** start Data supplied **

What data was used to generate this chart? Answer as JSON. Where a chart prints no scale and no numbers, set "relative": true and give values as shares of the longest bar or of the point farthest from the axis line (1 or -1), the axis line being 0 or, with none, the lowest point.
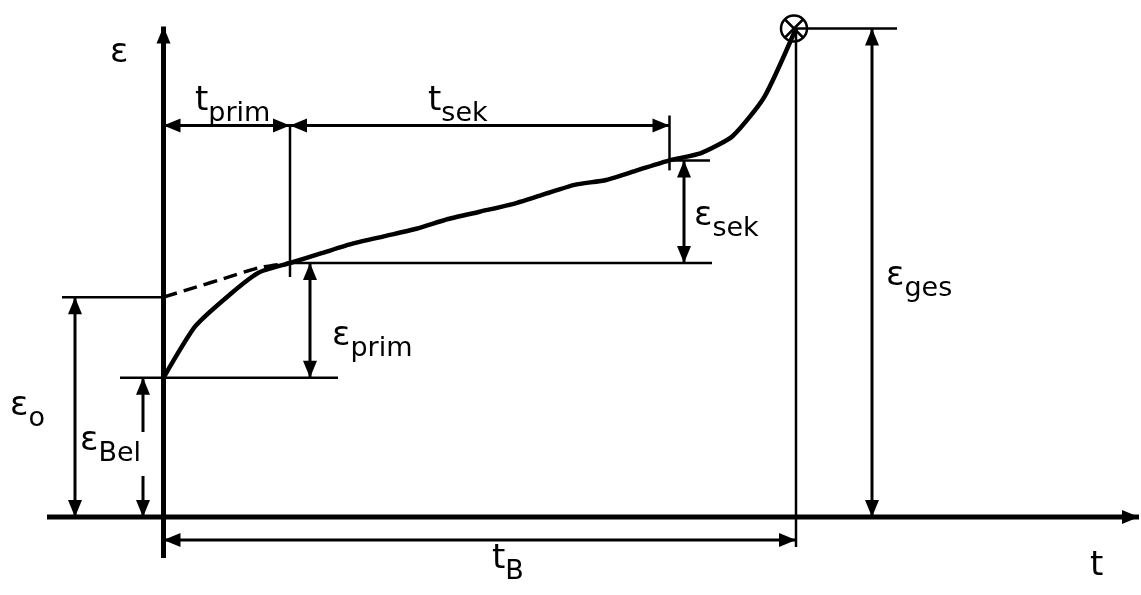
{
  "chart_data": {
    "type": "line",
    "relative": true,
    "ylabel": "ε",
    "marker": "none",
    "line_style": "solid",
    "grid": false,
    "categories": [
      null,
      null,
      null,
      null,
      null,
      null,
      null,
      null,
      null,
      null,
      null,
      null,
      null,
      null,
      null,
      null,
      null,
      null,
      null,
      null,
      null
    ],
    "series": [
      {
        "color": "#000000",
        "values": [
          0.285,
          0.39,
          0.45,
          0.5,
          0.52,
          0.54,
          0.56,
          0.575,
          0.59,
          0.61,
          0.625,
          0.64,
          0.66,
          0.68,
          0.69,
          0.71,
          0.73,
          0.745,
          0.78,
          0.86,
          1
        ]
      },
      {
        "color": "#000000",
        "line_style": "dashed",
        "values": [
          0.45,
          0.47,
          0.49,
          0.51,
          0.52,
          null,
          null,
          null,
          null,
          null,
          null,
          null,
          null,
          null,
          null,
          null,
          null,
          null,
          null,
          null,
          null
        ]
      }
    ],
    "annotations": [
      "t$_{prim}$",
      "t$_{sek}$",
      "ε$_{sek}$",
      "ε$_{ges}$",
      "ε$_{prim}$",
      "ε$_{o}$",
      "ε$_{Bel}$",
      "t$_{B}$",
      "t"
    ]
  }
}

** end Data supplied **

Write out the listing above again, exactly, but with no pictures in the copy.

→ **Reply to the exercise**
What data was used to generate this chart? Answer as JSON. Where a chart prints no scale and no numbers, set "relative": true and give values as shares of the longest bar or of the point farthest from the axis line (1 or -1), the axis line being 0 or, with none, the lowest point.
{
  "chart_data": {
    "type": "line",
    "relative": true,
    "ylabel": "ε",
    "marker": "none",
    "line_style": "solid",
    "grid": false,
    "categories": [
      null,
      null,
      null,
      null,
      null,
      null,
      null,
      null,
      null,
      null,
      null,
      null,
      null,
      null,
      null,
      null,
      null,
      null,
      null,
      null,
      null
    ],
    "series": [
      {
        "color": "#000000",
        "values": [
          0.285,
          0.39,
          0.45,
          0.5,
          0.52,
          0.54,
          0.56,
          0.575,
          0.59,
          0.61,
          0.625,
          0.64,
          0.66,
          0.68,
          0.69,
          0.71,
          0.73,
          0.745,
          0.78,
          0.86,
          1
        ]
      },
      {
        "color": "#000000",
        "line_style": "dashed",
        "values": [
          0.45,
          0.47,
          0.49,
          0.51,
          0.52,
          null,
          null,
          null,
          null,
          null,
          null,
          null,
          null,
          null,
          null,
          null,
          null,
          null,
          null,
          null,
          null
        ]
      }
    ],
    "annotations": [
      "t$_{prim}$",
      "t$_{sek}$",
      "ε$_{sek}$",
      "ε$_{ges}$",
      "ε$_{prim}$",
      "ε$_{o}$",
      "ε$_{Bel}$",
      "t$_{B}$",
      "t"
    ]
  }
}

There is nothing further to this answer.